Can you give each line of the listing below as a JSON list of strings, one string per line, with blank lines left out? Leave the pictures out of the answer.

----- Exercise input

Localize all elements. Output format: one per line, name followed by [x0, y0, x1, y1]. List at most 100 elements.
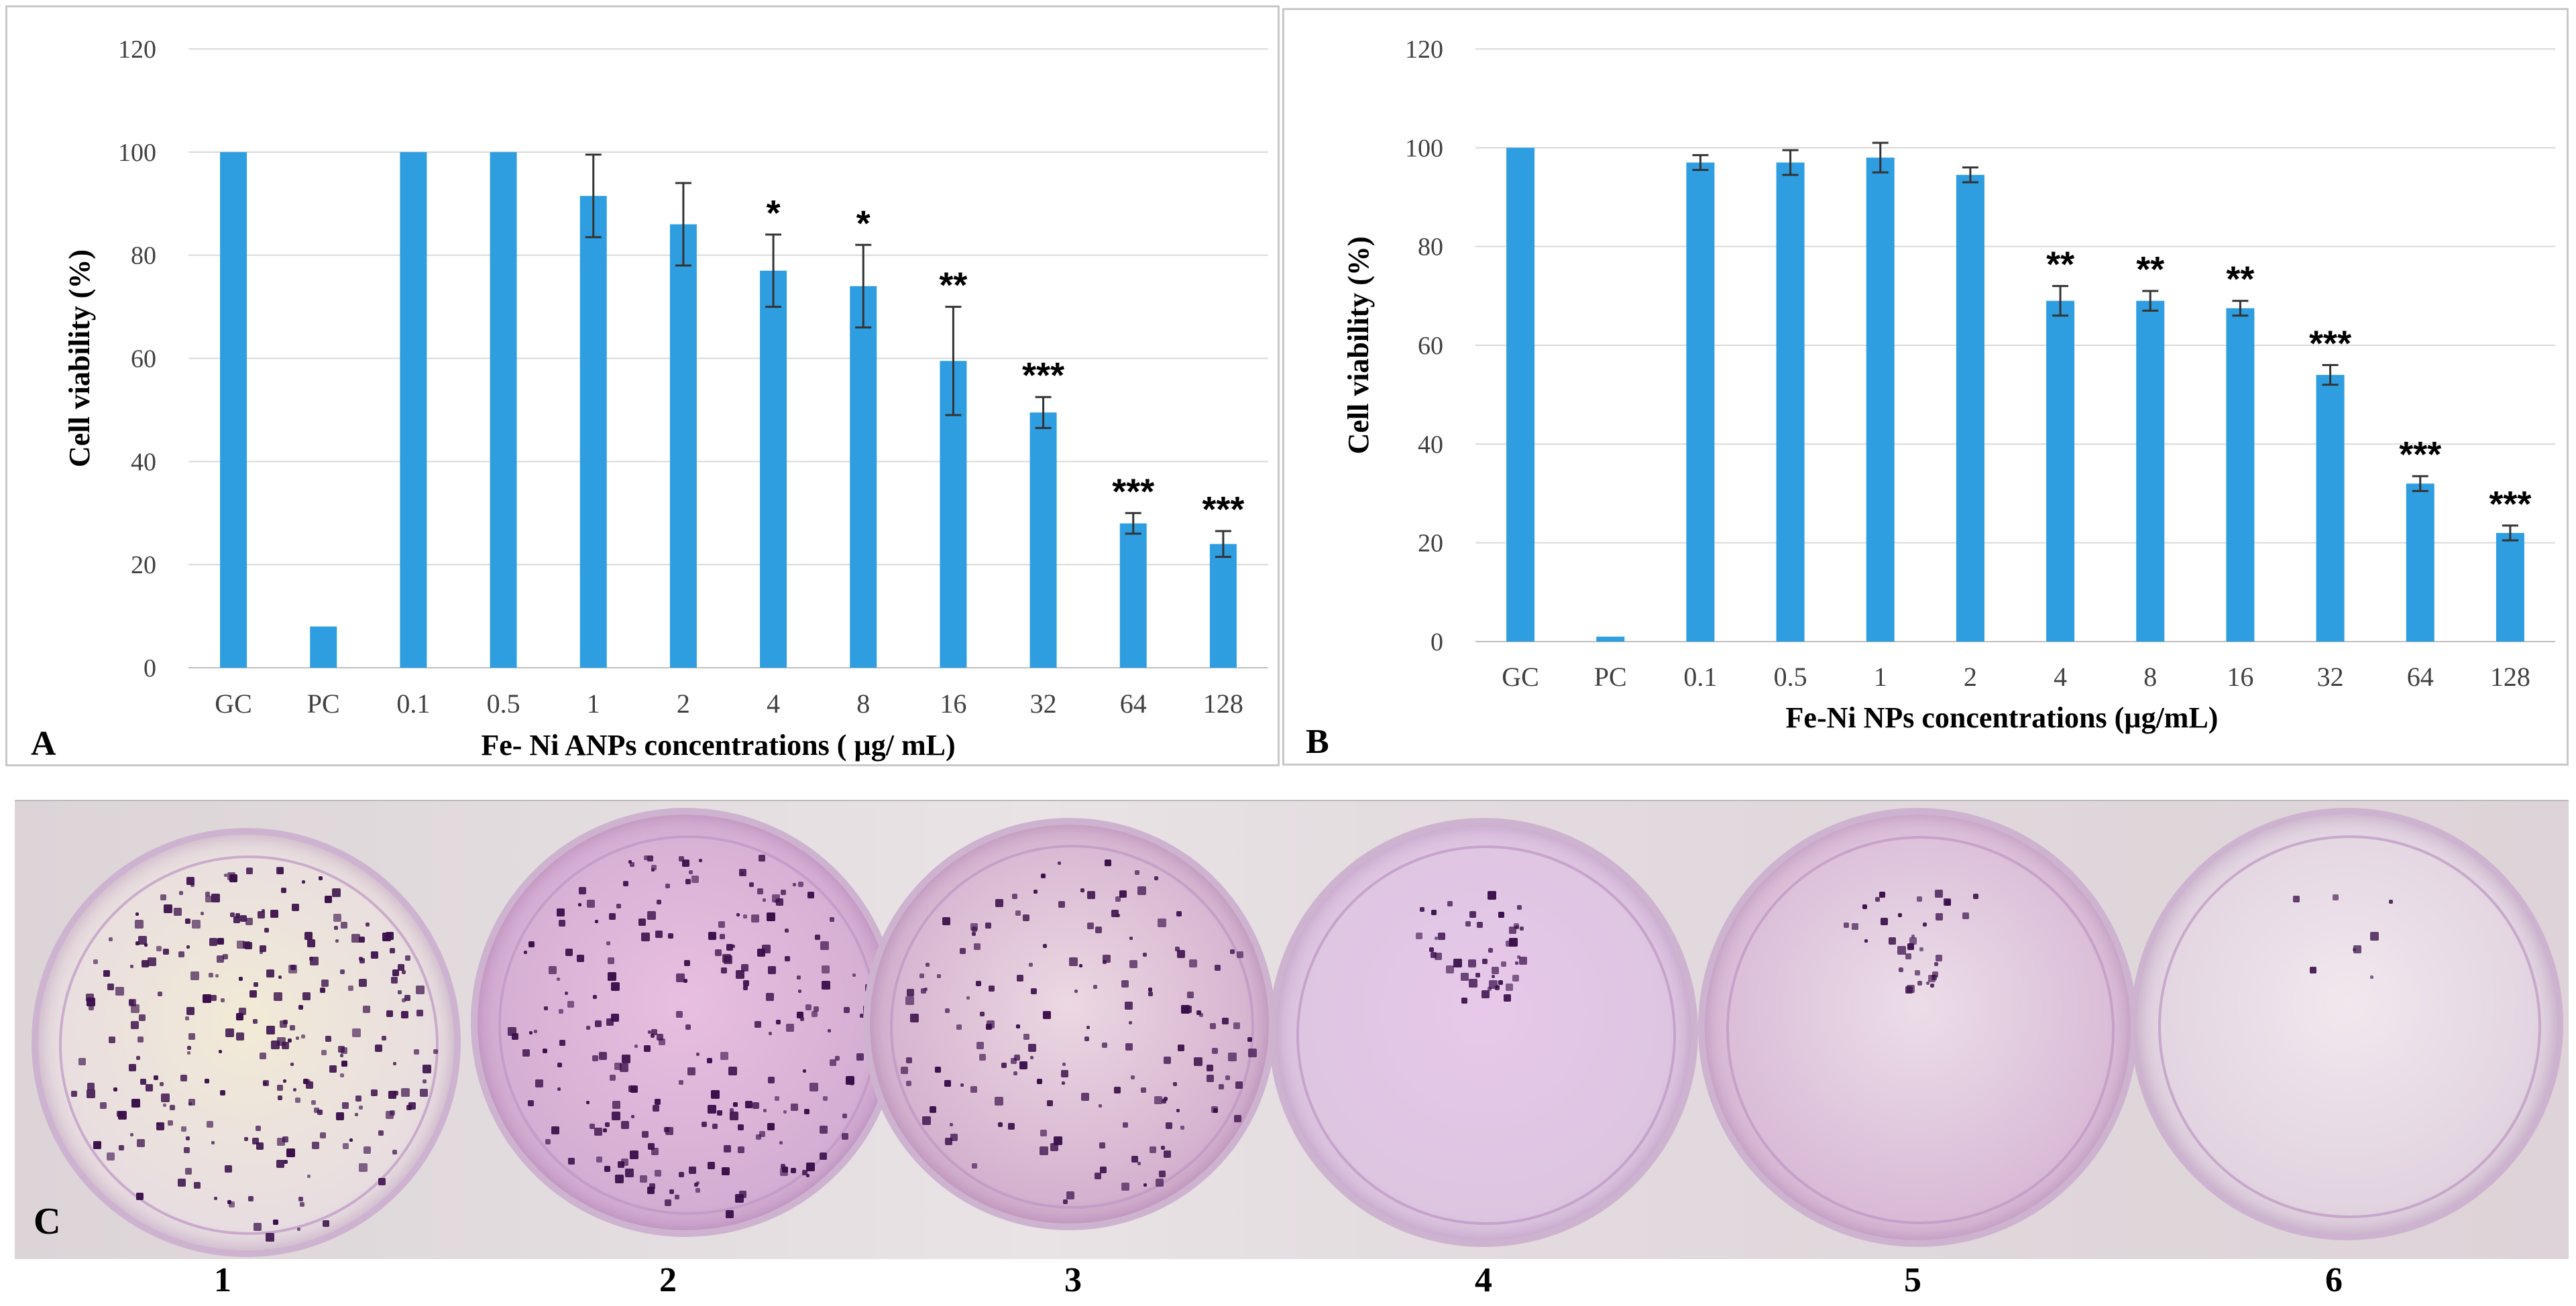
- colony-dot: [86, 1089, 95, 1098]
- colony-dot: [1506, 983, 1514, 991]
- colony-dot: [239, 976, 243, 981]
- colony-dot: [1930, 983, 1935, 988]
- colony-dot: [820, 941, 830, 951]
- colony-dot: [1488, 986, 1492, 991]
- colony-dot: [793, 882, 797, 886]
- colony-dot: [995, 899, 1003, 908]
- colony-dot: [260, 951, 264, 955]
- colony-dot: [1080, 1093, 1089, 1102]
- colony-dot: [187, 1045, 192, 1050]
- colony-dot: [1453, 959, 1463, 968]
- colony-dot: [113, 1087, 118, 1092]
- colony-dot: [246, 867, 254, 874]
- colony-dot: [282, 1136, 289, 1143]
- colony-dot: [651, 1147, 659, 1155]
- colony-dot: [1207, 1074, 1215, 1082]
- colony-dot: [1229, 949, 1235, 955]
- petri-dish-6: [2131, 808, 2563, 1240]
- colony-dot: [249, 990, 257, 998]
- colony-dot: [278, 975, 282, 980]
- colony-dot: [208, 972, 213, 977]
- colony-dot: [684, 960, 691, 966]
- colony-dot: [807, 891, 814, 898]
- colony-dot: [723, 1144, 731, 1152]
- colony-dot: [329, 1065, 337, 1073]
- colony-dot: [1030, 1056, 1034, 1060]
- colony-dot: [667, 933, 673, 939]
- category-label-b-7: 8: [2143, 662, 2157, 692]
- colony-dot: [909, 1014, 919, 1023]
- colony-dot: [296, 1227, 300, 1231]
- category-label-b-5: 2: [1964, 662, 1977, 692]
- colony-dot: [905, 996, 914, 1006]
- colony-dot: [922, 1116, 932, 1125]
- colony-dot: [859, 1013, 864, 1018]
- colony-dot: [1176, 911, 1182, 917]
- colony-dot: [644, 855, 649, 860]
- colony-dot: [259, 945, 266, 953]
- colony-dot: [1099, 1142, 1106, 1148]
- colony-dot: [647, 1142, 655, 1150]
- colony-dot: [1905, 986, 1913, 994]
- colony-dot: [559, 919, 566, 927]
- colony-dot: [1135, 870, 1140, 876]
- colony-dot: [1429, 947, 1434, 952]
- colony-dot: [1013, 1071, 1018, 1076]
- colony-dot: [358, 936, 365, 943]
- colony-dot: [129, 998, 137, 1006]
- colony-dot: [257, 910, 265, 918]
- dish-label-1: 1: [214, 1261, 231, 1299]
- colony-dot: [332, 888, 341, 897]
- colony-dot: [1061, 1081, 1065, 1085]
- colony-dot: [742, 914, 747, 918]
- colony-dot: [358, 957, 363, 961]
- colony-dot: [944, 1138, 952, 1146]
- colony-dot: [401, 998, 406, 1002]
- colony-dot: [608, 957, 615, 964]
- colony-dot: [798, 989, 802, 993]
- colony-dot: [1017, 974, 1024, 982]
- colony-dot: [728, 1067, 738, 1076]
- significance-mark-a-7: *: [856, 203, 871, 243]
- colony-dot: [191, 920, 201, 929]
- colony-dot: [138, 1014, 146, 1022]
- colony-dot: [966, 996, 970, 1000]
- category-label-a-10: 64: [1120, 689, 1147, 719]
- colony-dot: [1121, 980, 1129, 988]
- petri-dish-1: [32, 828, 461, 1257]
- colony-dot: [730, 1112, 739, 1121]
- petri-dish-inner-6: [2158, 835, 2541, 1218]
- colony-dot: [1515, 925, 1520, 929]
- colony-dot: [1189, 959, 1198, 967]
- colony-dot: [763, 898, 767, 902]
- category-label-b-6: 4: [2054, 662, 2067, 692]
- colony-dot: [1159, 1171, 1166, 1178]
- y-tick-label-b-100: 100: [1405, 134, 1443, 162]
- colony-dot: [1036, 1078, 1042, 1084]
- colony-dot: [355, 1095, 361, 1102]
- significance-mark-b-8: **: [2226, 259, 2254, 300]
- colony-dot: [647, 855, 653, 862]
- colony-dot: [1881, 917, 1889, 925]
- significance-mark-b-6: **: [2046, 245, 2074, 285]
- colony-dot: [386, 1010, 394, 1018]
- colony-dot: [559, 1039, 566, 1046]
- colony-dot: [1879, 891, 1885, 898]
- colony-dot: [1014, 1055, 1021, 1061]
- colony-dot: [1154, 1096, 1162, 1105]
- colony-dot: [161, 1093, 170, 1103]
- colony-dot: [1019, 1061, 1027, 1070]
- colony-dot: [1062, 1199, 1068, 1205]
- colony-dot: [266, 1026, 275, 1035]
- colony-dot: [408, 1102, 416, 1110]
- colony-dot: [406, 1104, 412, 1110]
- category-label-b-10: 64: [2407, 662, 2434, 692]
- colony-dot: [630, 1115, 634, 1119]
- colony-dot: [979, 1011, 985, 1016]
- colony-dot: [298, 1004, 304, 1010]
- colony-dot: [1211, 1106, 1219, 1114]
- colony-dot: [342, 1102, 349, 1109]
- colony-dot: [131, 1021, 139, 1030]
- colony-dot: [404, 994, 411, 1001]
- colony-dot: [340, 969, 345, 974]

----------

== Problem solution ==
[
  "Localize all elements. Output format: one per line, name followed by [x0, y0, x1, y1]. List at most 100 elements.",
  "- colony-dot: [86, 1089, 95, 1098]",
  "- colony-dot: [1506, 983, 1514, 991]",
  "- colony-dot: [239, 976, 243, 981]",
  "- colony-dot: [1930, 983, 1935, 988]",
  "- colony-dot: [820, 941, 830, 951]",
  "- colony-dot: [1488, 986, 1492, 991]",
  "- colony-dot: [793, 882, 797, 886]",
  "- colony-dot: [995, 899, 1003, 908]",
  "- colony-dot: [260, 951, 264, 955]",
  "- colony-dot: [1080, 1093, 1089, 1102]",
  "- colony-dot: [187, 1045, 192, 1050]",
  "- colony-dot: [1453, 959, 1463, 968]",
  "- colony-dot: [113, 1087, 118, 1092]",
  "- colony-dot: [246, 867, 254, 874]",
  "- colony-dot: [282, 1136, 289, 1143]",
  "- colony-dot: [651, 1147, 659, 1155]",
  "- colony-dot: [1207, 1074, 1215, 1082]",
  "- colony-dot: [1229, 949, 1235, 955]",
  "- petri-dish-6: [2131, 808, 2563, 1240]",
  "- colony-dot: [249, 990, 257, 998]",
  "- colony-dot: [278, 975, 282, 980]",
  "- colony-dot: [208, 972, 213, 977]",
  "- colony-dot: [684, 960, 691, 966]",
  "- colony-dot: [807, 891, 814, 898]",
  "- colony-dot: [723, 1144, 731, 1152]",
  "- colony-dot: [329, 1065, 337, 1073]",
  "- colony-dot: [1030, 1056, 1034, 1060]",
  "- colony-dot: [667, 933, 673, 939]",
  "- category-label-b-7: 8: [2143, 662, 2157, 692]",
  "- colony-dot: [909, 1014, 919, 1023]",
  "- colony-dot: [296, 1227, 300, 1231]",
  "- category-label-b-5: 2: [1964, 662, 1977, 692]",
  "- colony-dot: [905, 996, 914, 1006]",
  "- colony-dot: [922, 1116, 932, 1125]",
  "- colony-dot: [859, 1013, 864, 1018]",
  "- colony-dot: [1176, 911, 1182, 917]",
  "- colony-dot: [644, 855, 649, 860]",
  "- colony-dot: [259, 945, 266, 953]",
  "- colony-dot: [1099, 1142, 1106, 1148]",
  "- colony-dot: [647, 1142, 655, 1150]",
  "- colony-dot: [1905, 986, 1913, 994]",
  "- colony-dot: [559, 919, 566, 927]",
  "- colony-dot: [1135, 870, 1140, 876]",
  "- colony-dot: [1429, 947, 1434, 952]",
  "- colony-dot: [1013, 1071, 1018, 1076]",
  "- colony-dot: [358, 936, 365, 943]",
  "- colony-dot: [129, 998, 137, 1006]",
  "- colony-dot: [257, 910, 265, 918]",
  "- dish-label-1: 1: [214, 1261, 231, 1299]",
  "- colony-dot: [332, 888, 341, 897]",
  "- colony-dot: [1061, 1081, 1065, 1085]",
  "- colony-dot: [742, 914, 747, 918]",
  "- colony-dot: [358, 957, 363, 961]",
  "- colony-dot: [944, 1138, 952, 1146]",
  "- colony-dot: [401, 998, 406, 1002]",
  "- colony-dot: [608, 957, 615, 964]",
  "- colony-dot: [798, 989, 802, 993]",
  "- colony-dot: [1017, 974, 1024, 982]",
  "- colony-dot: [728, 1067, 738, 1076]",
  "- significance-mark-a-7: *: [856, 203, 871, 243]",
  "- colony-dot: [191, 920, 201, 929]",
  "- colony-dot: [138, 1014, 146, 1022]",
  "- colony-dot: [966, 996, 970, 1000]",
  "- category-label-a-10: 64: [1120, 689, 1147, 719]",
  "- colony-dot: [1121, 980, 1129, 988]",
  "- petri-dish-1: [32, 828, 461, 1257]",
  "- colony-dot: [730, 1112, 739, 1121]",
  "- petri-dish-inner-6: [2158, 835, 2541, 1218]",
  "- colony-dot: [1515, 925, 1520, 929]",
  "- colony-dot: [1189, 959, 1198, 967]",
  "- colony-dot: [763, 898, 767, 902]",
  "- category-label-b-6: 4: [2054, 662, 2067, 692]",
  "- colony-dot: [1159, 1171, 1166, 1178]",
  "- y-tick-label-b-100: 100: [1405, 134, 1443, 162]",
  "- colony-dot: [1036, 1078, 1042, 1084]",
  "- colony-dot: [355, 1095, 361, 1102]",
  "- significance-mark-b-8: **: [2226, 259, 2254, 300]",
  "- colony-dot: [647, 855, 653, 862]",
  "- colony-dot: [1881, 917, 1889, 925]",
  "- significance-mark-b-6: **: [2046, 245, 2074, 285]",
  "- colony-dot: [386, 1010, 394, 1018]",
  "- colony-dot: [559, 1039, 566, 1046]",
  "- colony-dot: [1879, 891, 1885, 898]",
  "- colony-dot: [1014, 1055, 1021, 1061]",
  "- colony-dot: [1154, 1096, 1162, 1105]",
  "- colony-dot: [161, 1093, 170, 1103]",
  "- colony-dot: [1019, 1061, 1027, 1070]",
  "- colony-dot: [1062, 1199, 1068, 1205]",
  "- colony-dot: [266, 1026, 275, 1035]",
  "- colony-dot: [408, 1102, 416, 1110]",
  "- colony-dot: [406, 1104, 412, 1110]",
  "- category-label-b-10: 64: [2407, 662, 2434, 692]",
  "- colony-dot: [630, 1115, 634, 1119]",
  "- colony-dot: [979, 1011, 985, 1016]",
  "- colony-dot: [298, 1004, 304, 1010]",
  "- colony-dot: [1211, 1106, 1219, 1114]",
  "- colony-dot: [342, 1102, 349, 1109]",
  "- colony-dot: [131, 1021, 139, 1030]",
  "- colony-dot: [404, 994, 411, 1001]",
  "- colony-dot: [340, 969, 345, 974]"
]